Items from a dataset:
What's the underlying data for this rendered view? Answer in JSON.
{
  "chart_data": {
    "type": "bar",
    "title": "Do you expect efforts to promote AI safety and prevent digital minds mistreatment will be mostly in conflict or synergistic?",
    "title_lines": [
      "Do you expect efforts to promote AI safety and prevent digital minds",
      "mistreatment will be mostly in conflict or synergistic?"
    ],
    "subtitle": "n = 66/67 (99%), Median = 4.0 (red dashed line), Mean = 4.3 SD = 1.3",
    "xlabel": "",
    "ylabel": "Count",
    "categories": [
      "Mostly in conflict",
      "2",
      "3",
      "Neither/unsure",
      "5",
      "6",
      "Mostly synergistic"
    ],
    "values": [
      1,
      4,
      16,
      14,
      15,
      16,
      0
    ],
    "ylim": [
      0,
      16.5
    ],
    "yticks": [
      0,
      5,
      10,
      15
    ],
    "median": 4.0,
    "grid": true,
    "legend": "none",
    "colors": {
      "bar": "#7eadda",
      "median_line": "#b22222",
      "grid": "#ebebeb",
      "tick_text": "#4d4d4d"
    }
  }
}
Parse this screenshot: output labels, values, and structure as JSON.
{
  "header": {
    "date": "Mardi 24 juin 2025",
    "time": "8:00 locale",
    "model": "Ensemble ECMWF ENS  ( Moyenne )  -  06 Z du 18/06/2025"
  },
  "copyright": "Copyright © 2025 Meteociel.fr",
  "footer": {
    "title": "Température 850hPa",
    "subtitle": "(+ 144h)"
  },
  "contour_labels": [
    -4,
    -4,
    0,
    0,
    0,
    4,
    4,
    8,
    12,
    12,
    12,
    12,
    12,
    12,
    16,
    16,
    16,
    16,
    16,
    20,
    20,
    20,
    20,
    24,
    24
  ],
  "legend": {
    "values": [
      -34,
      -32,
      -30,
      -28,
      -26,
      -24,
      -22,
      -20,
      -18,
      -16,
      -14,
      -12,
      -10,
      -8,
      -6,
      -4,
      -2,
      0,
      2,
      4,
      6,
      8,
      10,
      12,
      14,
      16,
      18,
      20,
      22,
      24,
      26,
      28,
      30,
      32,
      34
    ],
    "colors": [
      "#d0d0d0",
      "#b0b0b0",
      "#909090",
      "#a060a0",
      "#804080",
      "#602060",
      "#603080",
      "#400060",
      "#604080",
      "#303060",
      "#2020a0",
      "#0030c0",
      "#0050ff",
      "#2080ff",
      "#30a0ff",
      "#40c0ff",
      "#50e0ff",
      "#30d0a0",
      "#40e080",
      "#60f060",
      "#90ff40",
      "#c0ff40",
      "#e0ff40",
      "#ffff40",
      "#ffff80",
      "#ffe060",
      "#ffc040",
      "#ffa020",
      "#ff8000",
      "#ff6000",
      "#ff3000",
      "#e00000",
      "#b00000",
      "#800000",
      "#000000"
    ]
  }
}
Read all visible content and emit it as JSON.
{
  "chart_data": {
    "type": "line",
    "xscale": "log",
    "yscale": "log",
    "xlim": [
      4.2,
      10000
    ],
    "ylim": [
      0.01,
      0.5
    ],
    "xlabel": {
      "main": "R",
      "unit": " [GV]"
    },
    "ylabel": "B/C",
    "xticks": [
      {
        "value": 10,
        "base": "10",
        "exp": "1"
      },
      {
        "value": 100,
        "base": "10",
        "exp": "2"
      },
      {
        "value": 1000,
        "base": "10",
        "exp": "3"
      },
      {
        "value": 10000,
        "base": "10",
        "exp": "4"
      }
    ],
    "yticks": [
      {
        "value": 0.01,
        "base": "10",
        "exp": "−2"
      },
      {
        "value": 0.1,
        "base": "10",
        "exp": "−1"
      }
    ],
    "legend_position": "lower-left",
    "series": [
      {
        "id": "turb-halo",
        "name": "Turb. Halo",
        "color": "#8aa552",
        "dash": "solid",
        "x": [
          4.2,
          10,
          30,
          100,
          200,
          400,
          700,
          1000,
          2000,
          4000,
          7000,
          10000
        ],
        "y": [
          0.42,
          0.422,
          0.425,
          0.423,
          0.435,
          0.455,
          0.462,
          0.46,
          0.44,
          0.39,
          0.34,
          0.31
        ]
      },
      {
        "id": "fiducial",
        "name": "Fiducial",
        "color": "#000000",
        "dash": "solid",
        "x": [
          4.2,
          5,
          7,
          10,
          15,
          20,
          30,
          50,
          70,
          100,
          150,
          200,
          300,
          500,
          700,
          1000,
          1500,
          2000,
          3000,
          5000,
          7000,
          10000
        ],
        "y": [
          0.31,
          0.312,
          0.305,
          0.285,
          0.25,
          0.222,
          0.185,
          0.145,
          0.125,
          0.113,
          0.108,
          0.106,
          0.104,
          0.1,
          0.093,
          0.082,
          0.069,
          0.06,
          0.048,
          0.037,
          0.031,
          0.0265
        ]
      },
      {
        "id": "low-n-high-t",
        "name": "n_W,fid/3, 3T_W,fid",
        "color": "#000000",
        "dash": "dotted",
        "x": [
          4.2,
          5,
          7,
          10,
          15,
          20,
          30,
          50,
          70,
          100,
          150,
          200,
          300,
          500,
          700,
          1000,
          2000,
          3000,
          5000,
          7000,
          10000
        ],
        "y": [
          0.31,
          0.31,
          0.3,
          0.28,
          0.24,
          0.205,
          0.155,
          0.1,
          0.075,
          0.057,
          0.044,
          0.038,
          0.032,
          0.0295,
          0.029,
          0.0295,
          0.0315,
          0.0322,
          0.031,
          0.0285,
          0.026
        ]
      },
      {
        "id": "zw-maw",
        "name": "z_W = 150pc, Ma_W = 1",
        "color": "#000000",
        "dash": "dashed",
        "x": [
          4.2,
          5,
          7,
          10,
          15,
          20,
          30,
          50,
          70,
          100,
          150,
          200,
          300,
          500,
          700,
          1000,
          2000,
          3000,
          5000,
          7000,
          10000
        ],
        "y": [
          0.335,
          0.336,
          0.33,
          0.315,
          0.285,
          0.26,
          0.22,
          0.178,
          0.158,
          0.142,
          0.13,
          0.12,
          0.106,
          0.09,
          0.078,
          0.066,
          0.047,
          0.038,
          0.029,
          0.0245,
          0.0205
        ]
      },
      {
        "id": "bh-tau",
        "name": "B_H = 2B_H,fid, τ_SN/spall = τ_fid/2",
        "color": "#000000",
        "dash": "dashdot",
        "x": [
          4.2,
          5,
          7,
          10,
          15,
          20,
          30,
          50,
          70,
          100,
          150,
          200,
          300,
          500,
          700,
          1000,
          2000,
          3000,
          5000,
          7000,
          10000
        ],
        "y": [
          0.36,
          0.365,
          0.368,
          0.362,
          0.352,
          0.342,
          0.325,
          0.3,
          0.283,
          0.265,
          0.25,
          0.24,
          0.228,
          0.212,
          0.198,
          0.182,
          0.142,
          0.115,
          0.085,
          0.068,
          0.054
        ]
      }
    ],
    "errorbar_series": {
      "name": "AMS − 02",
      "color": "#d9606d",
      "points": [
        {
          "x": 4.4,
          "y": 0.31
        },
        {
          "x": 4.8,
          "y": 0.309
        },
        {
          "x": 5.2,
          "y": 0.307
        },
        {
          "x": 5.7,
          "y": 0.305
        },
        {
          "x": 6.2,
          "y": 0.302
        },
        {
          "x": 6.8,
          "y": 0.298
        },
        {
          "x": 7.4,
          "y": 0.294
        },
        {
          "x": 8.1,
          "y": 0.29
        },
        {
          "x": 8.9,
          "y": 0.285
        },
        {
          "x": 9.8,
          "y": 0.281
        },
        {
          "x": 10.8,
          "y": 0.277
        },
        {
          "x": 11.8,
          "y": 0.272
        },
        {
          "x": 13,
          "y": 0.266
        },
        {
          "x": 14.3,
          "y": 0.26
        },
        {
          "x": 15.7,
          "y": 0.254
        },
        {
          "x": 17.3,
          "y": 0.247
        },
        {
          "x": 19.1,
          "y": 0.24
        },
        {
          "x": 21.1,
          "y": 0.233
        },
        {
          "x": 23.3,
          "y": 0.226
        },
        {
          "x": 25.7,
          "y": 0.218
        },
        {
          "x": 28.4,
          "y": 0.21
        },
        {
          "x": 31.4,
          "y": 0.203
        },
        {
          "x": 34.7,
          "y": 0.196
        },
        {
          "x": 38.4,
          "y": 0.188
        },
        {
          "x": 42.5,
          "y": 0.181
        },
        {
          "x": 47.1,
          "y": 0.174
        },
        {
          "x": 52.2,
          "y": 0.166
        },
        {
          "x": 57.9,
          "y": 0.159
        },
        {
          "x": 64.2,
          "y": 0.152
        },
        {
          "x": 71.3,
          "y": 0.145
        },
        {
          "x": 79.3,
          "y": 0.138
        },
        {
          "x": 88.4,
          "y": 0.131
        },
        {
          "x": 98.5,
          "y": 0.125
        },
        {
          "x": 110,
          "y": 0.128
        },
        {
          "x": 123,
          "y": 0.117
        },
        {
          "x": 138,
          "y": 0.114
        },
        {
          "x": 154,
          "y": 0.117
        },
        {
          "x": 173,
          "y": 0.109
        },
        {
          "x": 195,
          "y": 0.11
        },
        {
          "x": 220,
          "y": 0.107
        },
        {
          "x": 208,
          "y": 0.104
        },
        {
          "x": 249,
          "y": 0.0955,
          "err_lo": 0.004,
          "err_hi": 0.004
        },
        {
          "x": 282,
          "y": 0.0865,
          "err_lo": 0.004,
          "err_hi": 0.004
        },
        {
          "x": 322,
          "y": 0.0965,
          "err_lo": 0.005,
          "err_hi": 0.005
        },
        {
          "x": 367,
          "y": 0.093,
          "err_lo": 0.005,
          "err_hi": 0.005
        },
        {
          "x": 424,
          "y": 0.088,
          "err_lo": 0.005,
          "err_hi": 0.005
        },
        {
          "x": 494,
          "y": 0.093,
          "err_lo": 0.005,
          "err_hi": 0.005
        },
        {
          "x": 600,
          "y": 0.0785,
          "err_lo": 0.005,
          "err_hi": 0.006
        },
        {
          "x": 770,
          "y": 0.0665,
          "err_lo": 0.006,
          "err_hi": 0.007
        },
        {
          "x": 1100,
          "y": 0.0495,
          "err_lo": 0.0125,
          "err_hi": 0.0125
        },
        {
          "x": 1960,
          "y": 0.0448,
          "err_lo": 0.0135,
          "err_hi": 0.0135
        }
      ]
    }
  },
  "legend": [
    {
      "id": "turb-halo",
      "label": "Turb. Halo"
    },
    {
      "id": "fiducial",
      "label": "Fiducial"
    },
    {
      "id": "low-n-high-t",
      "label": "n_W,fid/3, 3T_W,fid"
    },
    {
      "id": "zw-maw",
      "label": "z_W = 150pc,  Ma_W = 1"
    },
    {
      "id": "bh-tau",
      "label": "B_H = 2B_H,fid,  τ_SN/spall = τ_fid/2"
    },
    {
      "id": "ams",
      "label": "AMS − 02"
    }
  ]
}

Exercise aim
How many lines in the data contain the string "promote"? Respond with the number only.

Task solution
2